Dataset excerpts

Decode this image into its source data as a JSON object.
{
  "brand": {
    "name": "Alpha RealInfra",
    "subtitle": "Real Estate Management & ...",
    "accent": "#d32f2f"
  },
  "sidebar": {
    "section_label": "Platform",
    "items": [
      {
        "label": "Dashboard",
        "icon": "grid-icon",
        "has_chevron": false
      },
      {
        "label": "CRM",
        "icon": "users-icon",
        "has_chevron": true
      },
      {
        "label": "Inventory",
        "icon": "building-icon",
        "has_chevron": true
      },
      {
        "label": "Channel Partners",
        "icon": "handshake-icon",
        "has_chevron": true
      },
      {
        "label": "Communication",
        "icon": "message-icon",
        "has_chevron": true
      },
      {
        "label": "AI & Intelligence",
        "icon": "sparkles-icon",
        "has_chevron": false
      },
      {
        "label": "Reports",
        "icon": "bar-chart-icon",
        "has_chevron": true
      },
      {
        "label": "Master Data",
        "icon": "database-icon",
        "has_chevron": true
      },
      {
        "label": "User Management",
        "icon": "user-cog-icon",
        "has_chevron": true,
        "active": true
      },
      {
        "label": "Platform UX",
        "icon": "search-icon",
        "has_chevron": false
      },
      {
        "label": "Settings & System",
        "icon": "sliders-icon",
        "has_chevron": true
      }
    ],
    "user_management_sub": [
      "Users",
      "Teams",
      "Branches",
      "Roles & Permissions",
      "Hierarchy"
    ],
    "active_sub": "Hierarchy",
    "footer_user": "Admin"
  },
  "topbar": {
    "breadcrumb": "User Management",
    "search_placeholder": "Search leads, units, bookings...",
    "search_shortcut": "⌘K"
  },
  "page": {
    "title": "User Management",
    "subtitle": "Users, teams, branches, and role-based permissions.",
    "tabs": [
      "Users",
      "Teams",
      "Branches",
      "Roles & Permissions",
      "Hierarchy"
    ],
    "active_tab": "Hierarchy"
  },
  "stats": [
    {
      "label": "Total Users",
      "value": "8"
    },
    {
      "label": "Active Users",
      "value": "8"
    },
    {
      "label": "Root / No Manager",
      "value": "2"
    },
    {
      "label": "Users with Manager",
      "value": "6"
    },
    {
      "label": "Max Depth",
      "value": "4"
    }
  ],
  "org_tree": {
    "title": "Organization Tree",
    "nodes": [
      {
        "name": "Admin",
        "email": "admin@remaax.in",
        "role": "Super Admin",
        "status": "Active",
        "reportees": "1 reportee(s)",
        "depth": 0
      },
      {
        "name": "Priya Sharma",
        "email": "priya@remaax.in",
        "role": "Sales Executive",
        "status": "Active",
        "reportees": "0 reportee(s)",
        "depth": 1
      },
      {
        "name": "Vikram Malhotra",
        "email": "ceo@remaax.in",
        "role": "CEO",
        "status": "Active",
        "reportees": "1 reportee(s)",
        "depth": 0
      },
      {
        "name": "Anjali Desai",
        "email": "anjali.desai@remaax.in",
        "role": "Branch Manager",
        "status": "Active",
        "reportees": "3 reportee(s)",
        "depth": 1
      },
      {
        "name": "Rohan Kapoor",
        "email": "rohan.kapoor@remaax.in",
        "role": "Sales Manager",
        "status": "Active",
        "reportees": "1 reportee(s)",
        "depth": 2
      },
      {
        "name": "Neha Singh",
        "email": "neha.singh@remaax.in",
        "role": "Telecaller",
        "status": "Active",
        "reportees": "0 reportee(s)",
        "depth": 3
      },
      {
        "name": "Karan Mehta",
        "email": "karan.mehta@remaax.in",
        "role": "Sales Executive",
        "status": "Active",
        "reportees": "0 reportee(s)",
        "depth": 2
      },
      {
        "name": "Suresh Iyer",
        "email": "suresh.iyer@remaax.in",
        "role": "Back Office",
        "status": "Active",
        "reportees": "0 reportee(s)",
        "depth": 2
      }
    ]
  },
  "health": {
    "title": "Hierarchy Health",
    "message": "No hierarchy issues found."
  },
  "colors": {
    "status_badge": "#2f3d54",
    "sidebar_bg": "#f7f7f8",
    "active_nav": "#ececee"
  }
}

__WHAT YOU ARE ASKED TO DO__
Pick out and copy the lines of the entries that hold the string "Manager".

__OUTPUT__
      "label": "Root / No Manager",
      "label": "Users with Manager",
        "role": "Branch Manager",
        "role": "Sales Manager",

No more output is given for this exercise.